REQUIREMENT: Lift out each line of the data that holds "JSON".

PROVIDED ENTRIES start

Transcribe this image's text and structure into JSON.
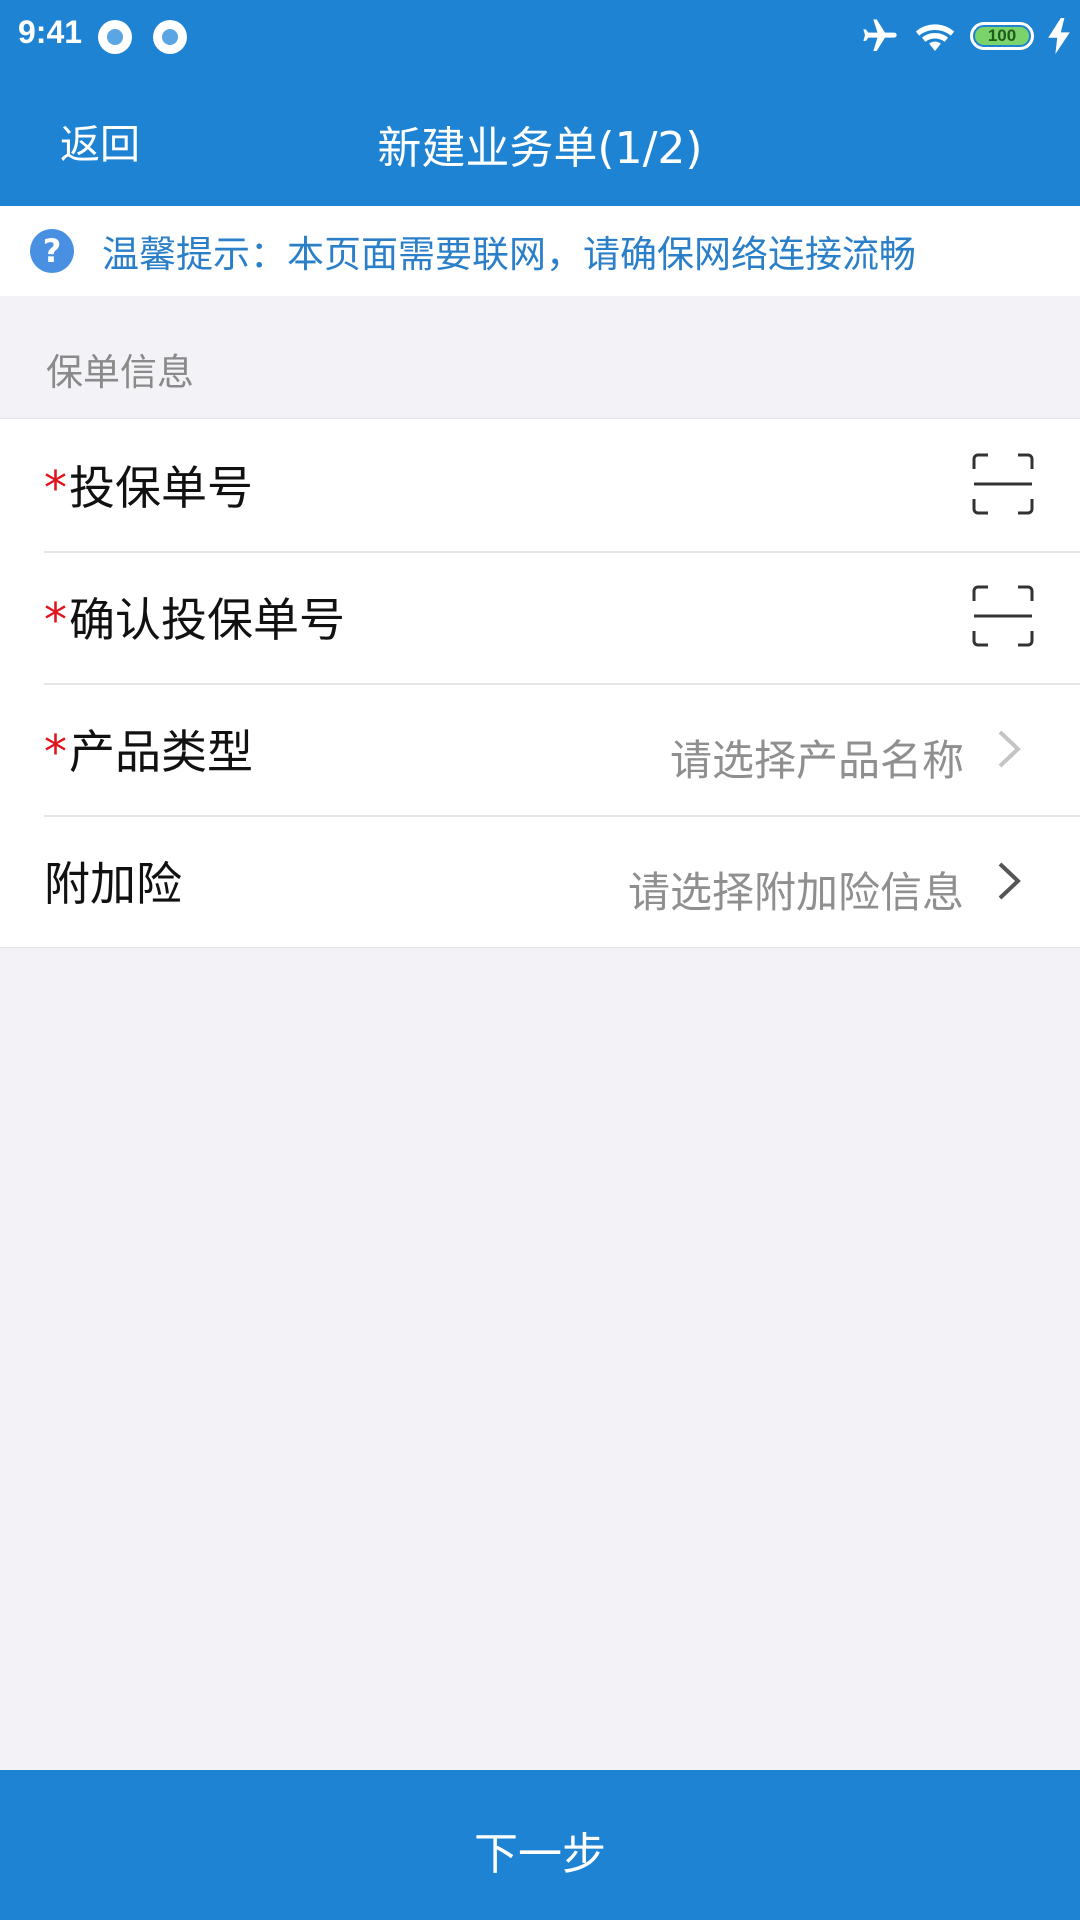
{
  "status_bar": {
    "time": "9:41",
    "battery": "100",
    "icons": [
      "notification-icon",
      "notification-icon",
      "airplane-icon",
      "wifi-icon",
      "battery-icon",
      "charging-icon"
    ]
  },
  "header": {
    "back_label": "返回",
    "title": "新建业务单(1/2)"
  },
  "tip": {
    "icon": "question-icon",
    "text": "温馨提示：本页面需要联网，请确保网络连接流畅"
  },
  "section": {
    "title": "保单信息"
  },
  "form": {
    "rows": [
      {
        "required": "*",
        "label": "投保单号",
        "action_icon": "scan-icon"
      },
      {
        "required": "*",
        "label": "确认投保单号",
        "action_icon": "scan-icon"
      },
      {
        "required": "*",
        "label": "产品类型",
        "placeholder": "请选择产品名称",
        "action_icon": "chevron-right-icon"
      },
      {
        "label": "附加险",
        "placeholder": "请选择附加险信息",
        "action_icon": "chevron-right-icon"
      }
    ]
  },
  "footer": {
    "next_label": "下一步"
  },
  "colors": {
    "primary": "#1f83d4",
    "tip_text": "#2a7fc8",
    "required": "#e0141e",
    "background": "#f3f3f7"
  }
}
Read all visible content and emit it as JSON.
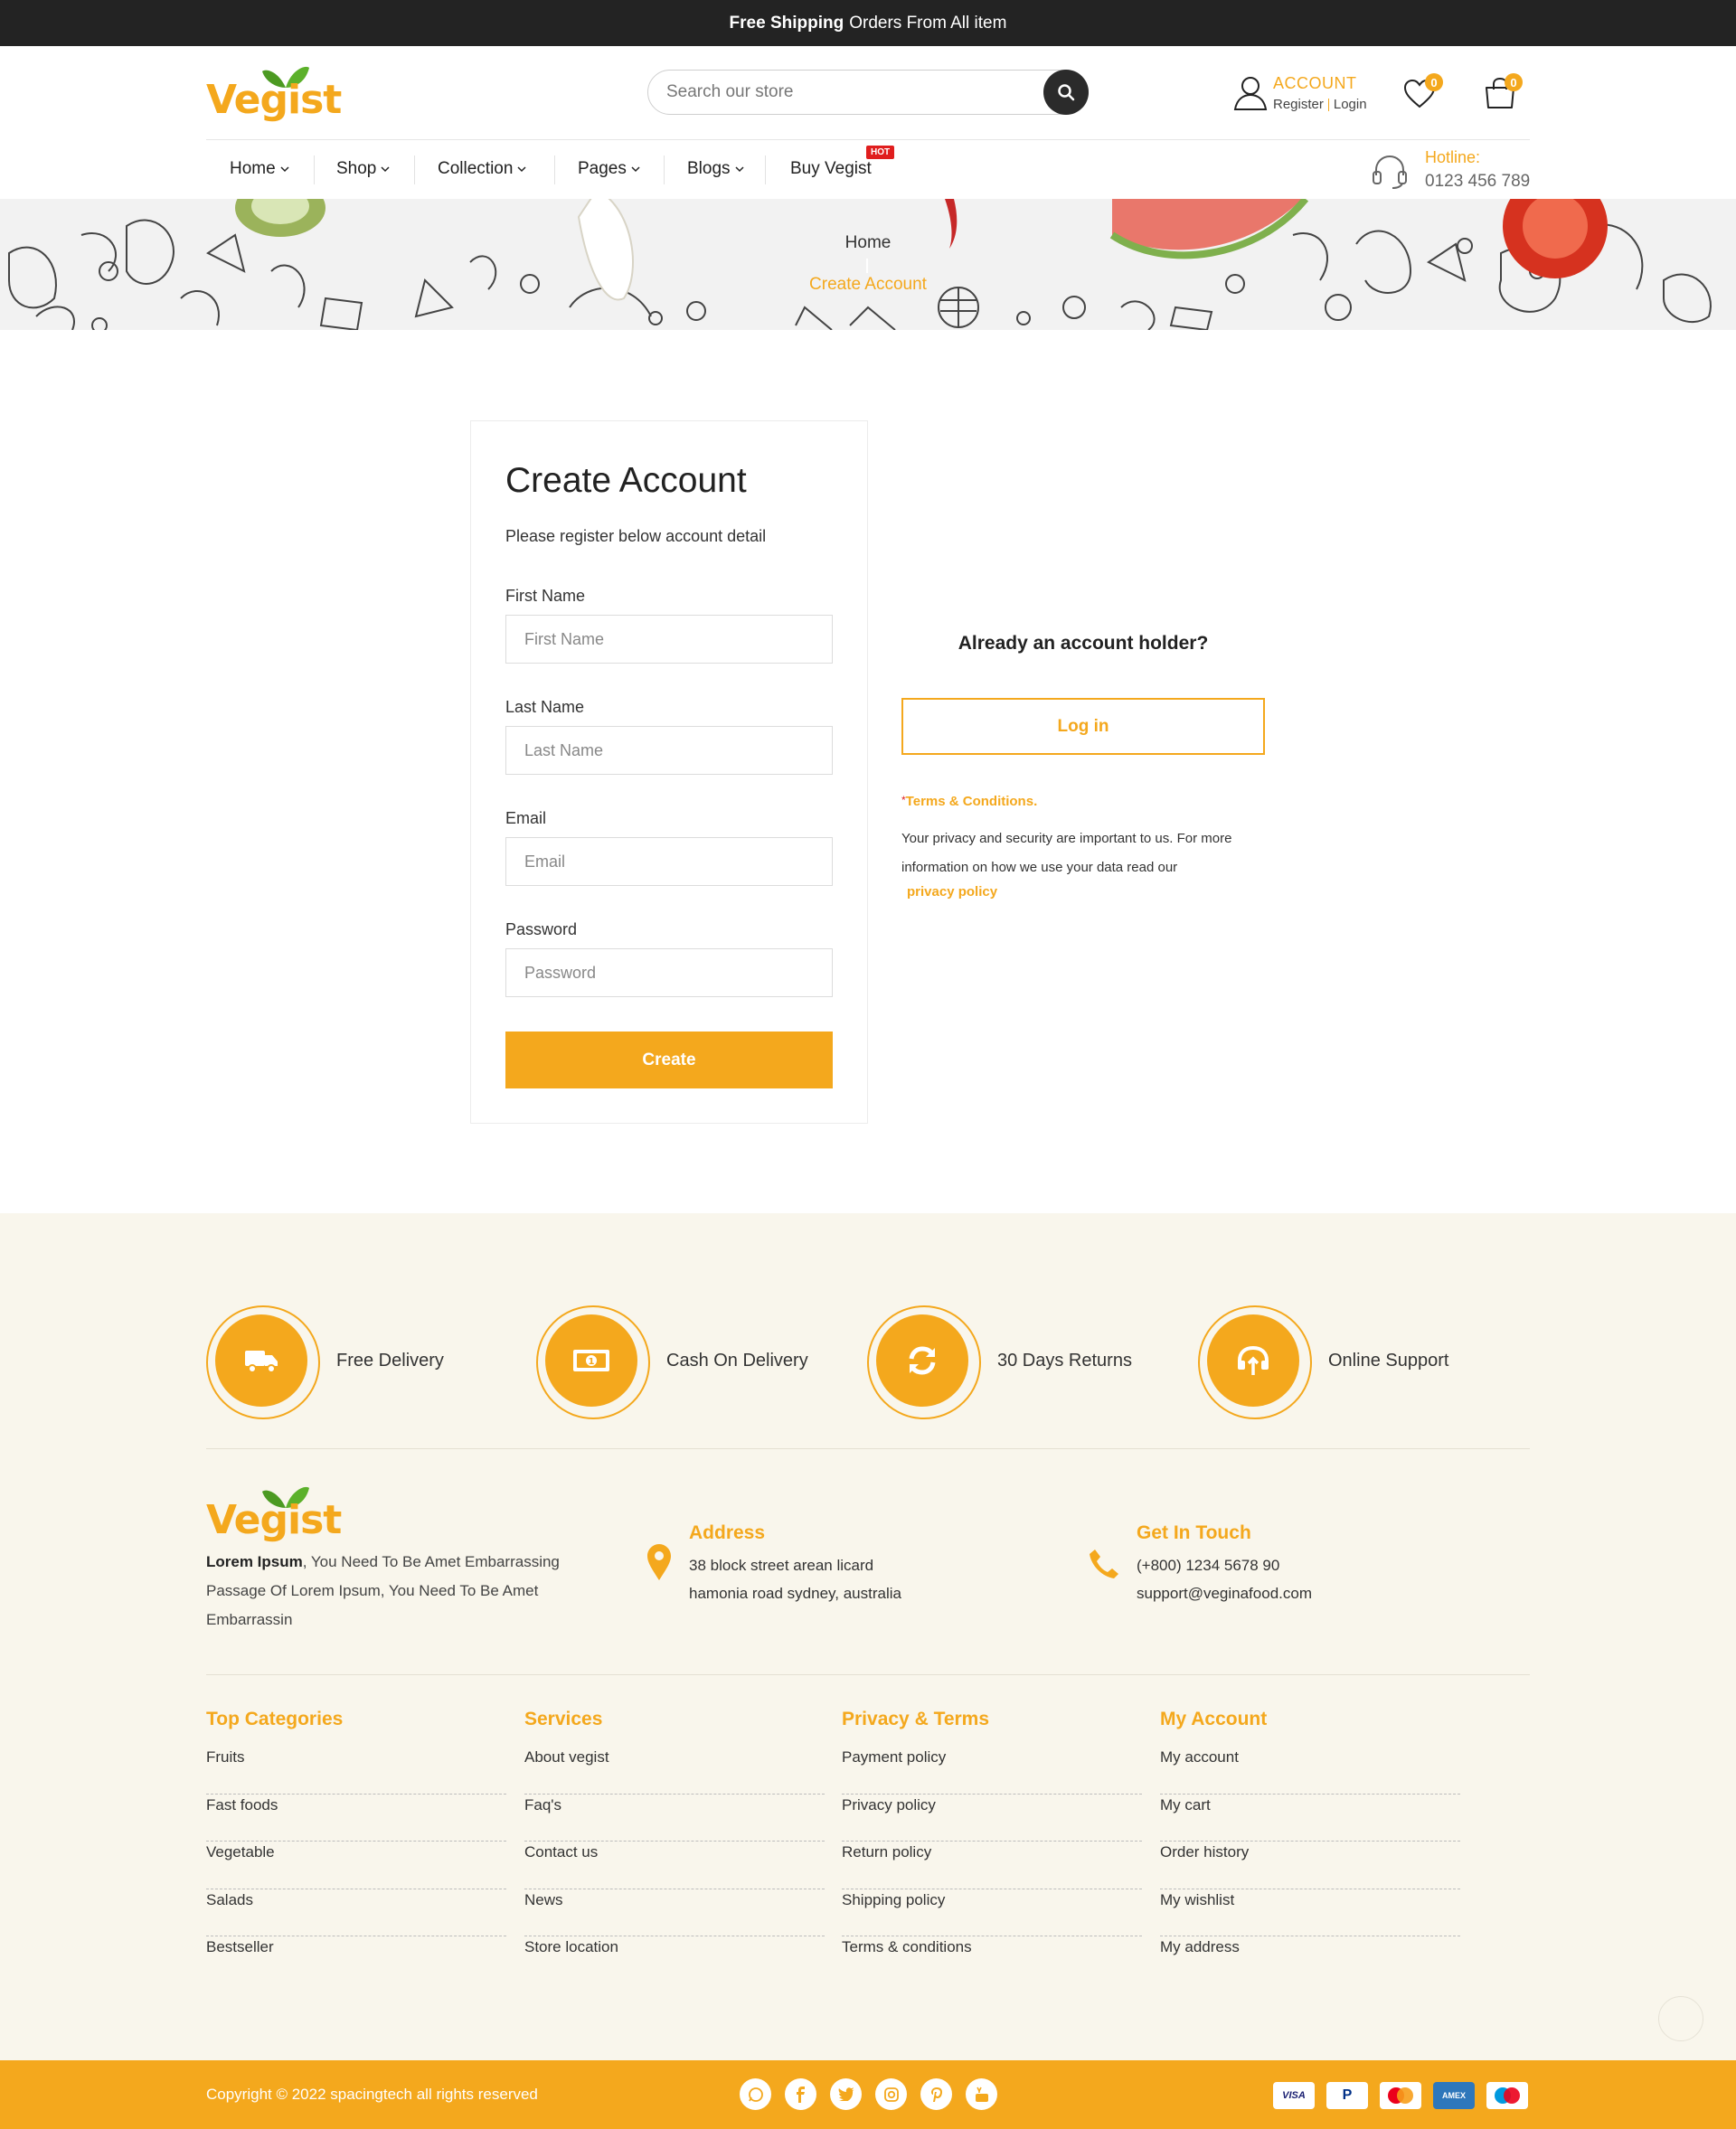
{
  "topbar": {
    "bold": "Free Shipping",
    "text": "Orders From All item"
  },
  "brand": {
    "name": "Vegist",
    "accent": "#f4a81d",
    "dark": "#232323"
  },
  "search": {
    "placeholder": "Search our store",
    "icon": "search-icon"
  },
  "account": {
    "label": "ACCOUNT",
    "register": "Register",
    "login": "Login"
  },
  "wishlist": {
    "count": "0",
    "icon": "heart-icon"
  },
  "cart": {
    "count": "0",
    "icon": "bag-icon"
  },
  "nav": {
    "items": [
      {
        "label": "Home"
      },
      {
        "label": "Shop"
      },
      {
        "label": "Collection"
      },
      {
        "label": "Pages"
      },
      {
        "label": "Blogs"
      },
      {
        "label": "Buy Vegist"
      }
    ],
    "hot_badge": "HOT",
    "hotline_label": "Hotline:",
    "hotline_number": "0123 456 789"
  },
  "breadcrumb": {
    "home": "Home",
    "current": "Create Account"
  },
  "form": {
    "title": "Create Account",
    "subtitle": "Please register below account detail",
    "first_name_label": "First Name",
    "first_name_placeholder": "First Name",
    "last_name_label": "Last Name",
    "last_name_placeholder": "Last Name",
    "email_label": "Email",
    "email_placeholder": "Email",
    "password_label": "Password",
    "password_placeholder": "Password",
    "submit": "Create"
  },
  "side": {
    "holder_text": "Already an account holder?",
    "login_button": "Log in",
    "terms_star": "*",
    "terms_title": "Terms & Conditions.",
    "terms_text": "Your privacy and security are important to us. For more information on how we use your data read our",
    "privacy_link": "privacy policy"
  },
  "features": [
    {
      "label": "Free Delivery",
      "icon": "truck-icon"
    },
    {
      "label": "Cash On Delivery",
      "icon": "cash-icon"
    },
    {
      "label": "30 Days Returns",
      "icon": "refresh-icon"
    },
    {
      "label": "Online Support",
      "icon": "support-icon"
    }
  ],
  "about": {
    "bold": "Lorem Ipsum",
    "text": ", You Need To Be Amet Embarrassing Passage Of Lorem Ipsum, You Need To Be Amet Embarrassin"
  },
  "address": {
    "title": "Address",
    "line1": "38 block street arean licard",
    "line2": "hamonia road sydney, australia"
  },
  "contact": {
    "title": "Get In Touch",
    "phone": "(+800) 1234 5678 90",
    "email": "support@veginafood.com"
  },
  "columns": [
    {
      "title": "Top Categories",
      "links": [
        "Fruits",
        "Fast foods",
        "Vegetable",
        "Salads",
        "Bestseller"
      ]
    },
    {
      "title": "Services",
      "links": [
        "About vegist",
        "Faq's",
        "Contact us",
        "News",
        "Store location"
      ]
    },
    {
      "title": "Privacy & Terms",
      "links": [
        "Payment policy",
        "Privacy policy",
        "Return policy",
        "Shipping policy",
        "Terms & conditions"
      ]
    },
    {
      "title": "My Account",
      "links": [
        "My account",
        "My cart",
        "Order history",
        "My wishlist",
        "My address"
      ]
    }
  ],
  "bottom": {
    "copyright": "Copyright © 2022 spacingtech all rights reserved",
    "socials": [
      "whatsapp-icon",
      "facebook-icon",
      "twitter-icon",
      "instagram-icon",
      "pinterest-icon",
      "youtube-icon"
    ],
    "payments": [
      {
        "name": "VISA"
      },
      {
        "name": "P"
      },
      {
        "name": "mastercard"
      },
      {
        "name": "AMEX"
      },
      {
        "name": "maestro"
      }
    ]
  }
}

PROVIDED ENTRIES end

COMPLETE ANSWER:
Transcribe this image's text and structure into JSON.
Read all visible content and emit it as JSON.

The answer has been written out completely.